# AIM:
Show each line from the items below that contains the string "followed".

(Data entries)

________________________________________

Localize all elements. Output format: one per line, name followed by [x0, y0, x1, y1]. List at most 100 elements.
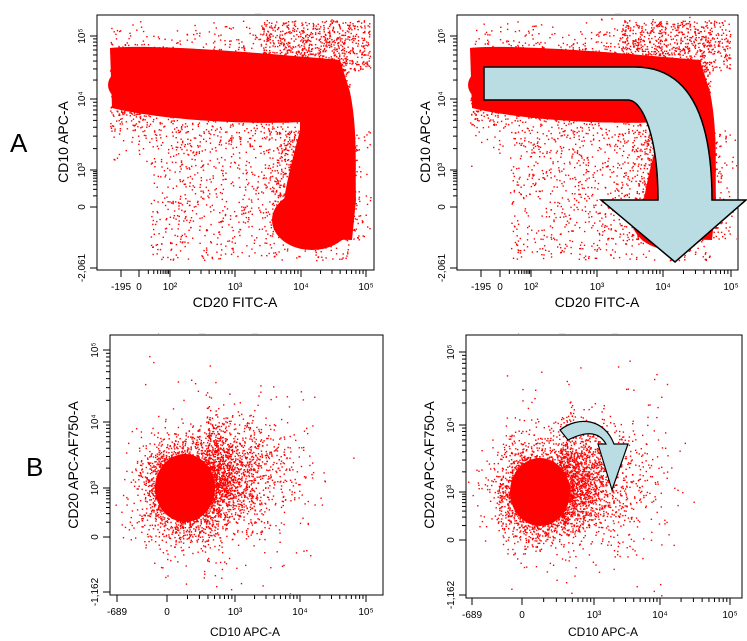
event-dot: [113, 64, 115, 66]
event-dot: [348, 91, 350, 94]
event-dot: [353, 228, 356, 231]
event-dot: [194, 112, 196, 114]
event-dot: [276, 170, 279, 172]
event-dot: [325, 184, 327, 187]
event-dot: [296, 143, 298, 146]
event-dot: [243, 194, 246, 196]
event-dot: [326, 148, 328, 150]
event-dot: [332, 86, 335, 88]
event-dot: [242, 172, 244, 175]
event-dot: [171, 72, 174, 75]
event-dot: [311, 188, 314, 190]
event-dot: [330, 113, 332, 115]
event-dot: [324, 201, 326, 203]
event-dot: [279, 72, 281, 74]
event-dot: [138, 53, 141, 56]
event-dot: [317, 117, 320, 120]
event-dot: [265, 59, 268, 61]
event-dot: [348, 51, 350, 54]
event-dot: [273, 77, 275, 80]
event-dot: [340, 210, 343, 213]
event-dot: [301, 134, 303, 137]
event-dot: [313, 225, 315, 228]
event-dot: [332, 216, 334, 218]
event-dot: [211, 60, 213, 63]
event-dot: [153, 228, 155, 231]
event-dot: [262, 177, 264, 180]
event-dot: [193, 100, 195, 103]
event-dot: [316, 212, 318, 214]
event-dot: [138, 77, 140, 79]
event-dot: [118, 133, 121, 135]
event-dot: [306, 129, 309, 131]
event-dot: [212, 118, 215, 120]
event-dot: [324, 184, 326, 186]
event-dot: [338, 84, 340, 87]
event-dot: [232, 123, 234, 125]
event-dot: [322, 197, 324, 199]
event-dot: [314, 168, 316, 170]
event-dot: [313, 186, 315, 188]
event-dot: [275, 130, 277, 133]
event-dot: [110, 106, 113, 108]
event-dot: [229, 40, 231, 42]
event-dot: [292, 56, 294, 58]
event-dot: [239, 119, 242, 121]
event-dot: [242, 85, 244, 88]
event-dot: [299, 236, 301, 239]
event-dot: [143, 99, 145, 102]
event-dot: [233, 93, 235, 95]
event-dot: [226, 80, 228, 82]
event-dot: [294, 189, 296, 192]
event-dot: [330, 56, 332, 58]
event-dot: [119, 100, 121, 102]
event-dot: [339, 60, 341, 62]
event-dot: [303, 175, 305, 177]
event-dot: [348, 244, 350, 246]
event-dot: [267, 83, 270, 85]
event-dot: [135, 61, 137, 64]
event-dot: [204, 89, 206, 91]
event-dot: [172, 46, 174, 48]
event-dot: [230, 99, 233, 101]
event-dot: [289, 197, 291, 200]
event-dot: [328, 230, 331, 232]
event-dot: [280, 91, 282, 93]
event-dot: [176, 65, 179, 67]
event-dot: [299, 105, 302, 107]
event-dot: [307, 86, 310, 88]
event-dot: [346, 80, 348, 82]
event-dot: [303, 37, 305, 40]
event-dot: [292, 168, 294, 171]
event-dot: [145, 104, 147, 106]
event-dot: [300, 204, 302, 207]
event-dot: [235, 113, 237, 115]
event-dot: [328, 159, 330, 162]
event-dot: [312, 95, 315, 97]
event-dot: [307, 93, 310, 96]
event-dot: [237, 117, 240, 120]
event-dot: [213, 103, 215, 105]
event-dot: [308, 132, 310, 134]
event-dot: [339, 161, 341, 164]
event-dot: [148, 58, 150, 60]
event-dot: [287, 143, 289, 145]
event-dot: [328, 158, 330, 161]
event-dot: [174, 128, 176, 130]
event-dot: [194, 159, 196, 161]
event-dot: [326, 143, 328, 146]
event-dot: [293, 80, 296, 82]
event-dot: [252, 42, 255, 45]
event-dot: [310, 210, 313, 213]
event-dot: [175, 73, 178, 75]
event-dot: [304, 191, 306, 194]
event-dot: [208, 66, 211, 68]
event-dot: [307, 134, 309, 137]
event-dot: [206, 88, 208, 91]
event-dot: [343, 122, 345, 125]
event-dot: [202, 101, 204, 104]
event-dot: [354, 137, 356, 140]
event-dot: [170, 258, 172, 261]
event-dot: [292, 62, 294, 64]
event-dot: [269, 112, 272, 114]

________________________________________

# RESPONSE:
Localize all elements. Output format: one per line, name followed by [x0, y0, x1, y1]. List at most 100 elements.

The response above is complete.